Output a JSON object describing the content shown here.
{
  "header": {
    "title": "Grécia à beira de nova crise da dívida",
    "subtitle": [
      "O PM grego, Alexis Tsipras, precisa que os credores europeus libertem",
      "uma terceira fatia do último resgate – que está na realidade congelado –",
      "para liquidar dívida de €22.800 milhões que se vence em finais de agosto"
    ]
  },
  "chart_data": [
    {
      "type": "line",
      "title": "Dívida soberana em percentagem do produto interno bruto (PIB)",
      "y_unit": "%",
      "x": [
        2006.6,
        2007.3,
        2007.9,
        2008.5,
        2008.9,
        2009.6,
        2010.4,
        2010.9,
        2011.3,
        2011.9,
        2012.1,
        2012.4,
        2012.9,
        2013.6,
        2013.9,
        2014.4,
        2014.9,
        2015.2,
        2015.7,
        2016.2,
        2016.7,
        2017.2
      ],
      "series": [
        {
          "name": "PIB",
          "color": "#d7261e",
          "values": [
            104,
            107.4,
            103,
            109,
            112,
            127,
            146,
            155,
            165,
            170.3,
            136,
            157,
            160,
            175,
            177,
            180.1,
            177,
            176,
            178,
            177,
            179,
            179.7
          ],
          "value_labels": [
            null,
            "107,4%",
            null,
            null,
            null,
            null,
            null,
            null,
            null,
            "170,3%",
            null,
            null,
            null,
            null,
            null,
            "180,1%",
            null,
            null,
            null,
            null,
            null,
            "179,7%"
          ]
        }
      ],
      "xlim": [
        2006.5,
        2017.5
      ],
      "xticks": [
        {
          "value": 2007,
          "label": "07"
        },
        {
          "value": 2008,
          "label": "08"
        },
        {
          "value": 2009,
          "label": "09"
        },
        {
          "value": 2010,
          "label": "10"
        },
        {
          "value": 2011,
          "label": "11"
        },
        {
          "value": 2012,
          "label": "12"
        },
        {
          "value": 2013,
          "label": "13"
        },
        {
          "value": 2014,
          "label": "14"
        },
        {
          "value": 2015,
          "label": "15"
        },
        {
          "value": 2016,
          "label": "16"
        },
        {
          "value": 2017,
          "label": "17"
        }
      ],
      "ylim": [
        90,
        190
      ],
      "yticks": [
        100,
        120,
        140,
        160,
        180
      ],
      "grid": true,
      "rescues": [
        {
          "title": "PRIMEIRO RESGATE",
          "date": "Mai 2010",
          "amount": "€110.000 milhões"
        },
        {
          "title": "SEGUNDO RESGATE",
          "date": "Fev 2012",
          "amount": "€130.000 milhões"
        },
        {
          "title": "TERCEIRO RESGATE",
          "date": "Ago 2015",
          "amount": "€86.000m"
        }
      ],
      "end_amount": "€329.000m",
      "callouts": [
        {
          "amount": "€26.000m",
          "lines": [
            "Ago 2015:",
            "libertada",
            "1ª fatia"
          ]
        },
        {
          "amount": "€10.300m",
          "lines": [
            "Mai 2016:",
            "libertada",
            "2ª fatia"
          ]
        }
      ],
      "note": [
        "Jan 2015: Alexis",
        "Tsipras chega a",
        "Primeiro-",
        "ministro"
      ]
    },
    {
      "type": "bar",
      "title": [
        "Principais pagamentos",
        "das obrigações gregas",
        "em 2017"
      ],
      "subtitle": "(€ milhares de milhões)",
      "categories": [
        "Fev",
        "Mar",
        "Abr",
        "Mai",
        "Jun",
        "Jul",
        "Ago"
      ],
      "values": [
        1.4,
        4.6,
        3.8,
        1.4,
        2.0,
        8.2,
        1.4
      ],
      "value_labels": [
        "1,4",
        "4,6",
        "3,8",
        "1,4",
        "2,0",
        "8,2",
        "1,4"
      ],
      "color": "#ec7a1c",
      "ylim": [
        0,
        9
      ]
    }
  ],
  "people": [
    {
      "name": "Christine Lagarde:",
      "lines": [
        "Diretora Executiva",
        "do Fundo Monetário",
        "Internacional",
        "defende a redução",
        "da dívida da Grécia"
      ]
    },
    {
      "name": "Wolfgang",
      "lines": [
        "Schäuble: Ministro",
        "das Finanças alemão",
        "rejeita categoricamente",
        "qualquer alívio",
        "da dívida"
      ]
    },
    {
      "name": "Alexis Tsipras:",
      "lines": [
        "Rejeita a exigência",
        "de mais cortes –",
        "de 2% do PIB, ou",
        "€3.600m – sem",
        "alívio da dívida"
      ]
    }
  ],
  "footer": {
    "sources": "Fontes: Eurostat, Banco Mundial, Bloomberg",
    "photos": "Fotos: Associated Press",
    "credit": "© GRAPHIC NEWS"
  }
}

^^^^^^^^^^^^^^^^

WHAT IS EXPECTED
Gather every line from the entries above where the word "fatia" appears, and copy them.

REPLY TO THE EXERCISE
      "uma terceira fatia do último resgate – que está na realidade congelado –",
            "1ª fatia"
            "2ª fatia"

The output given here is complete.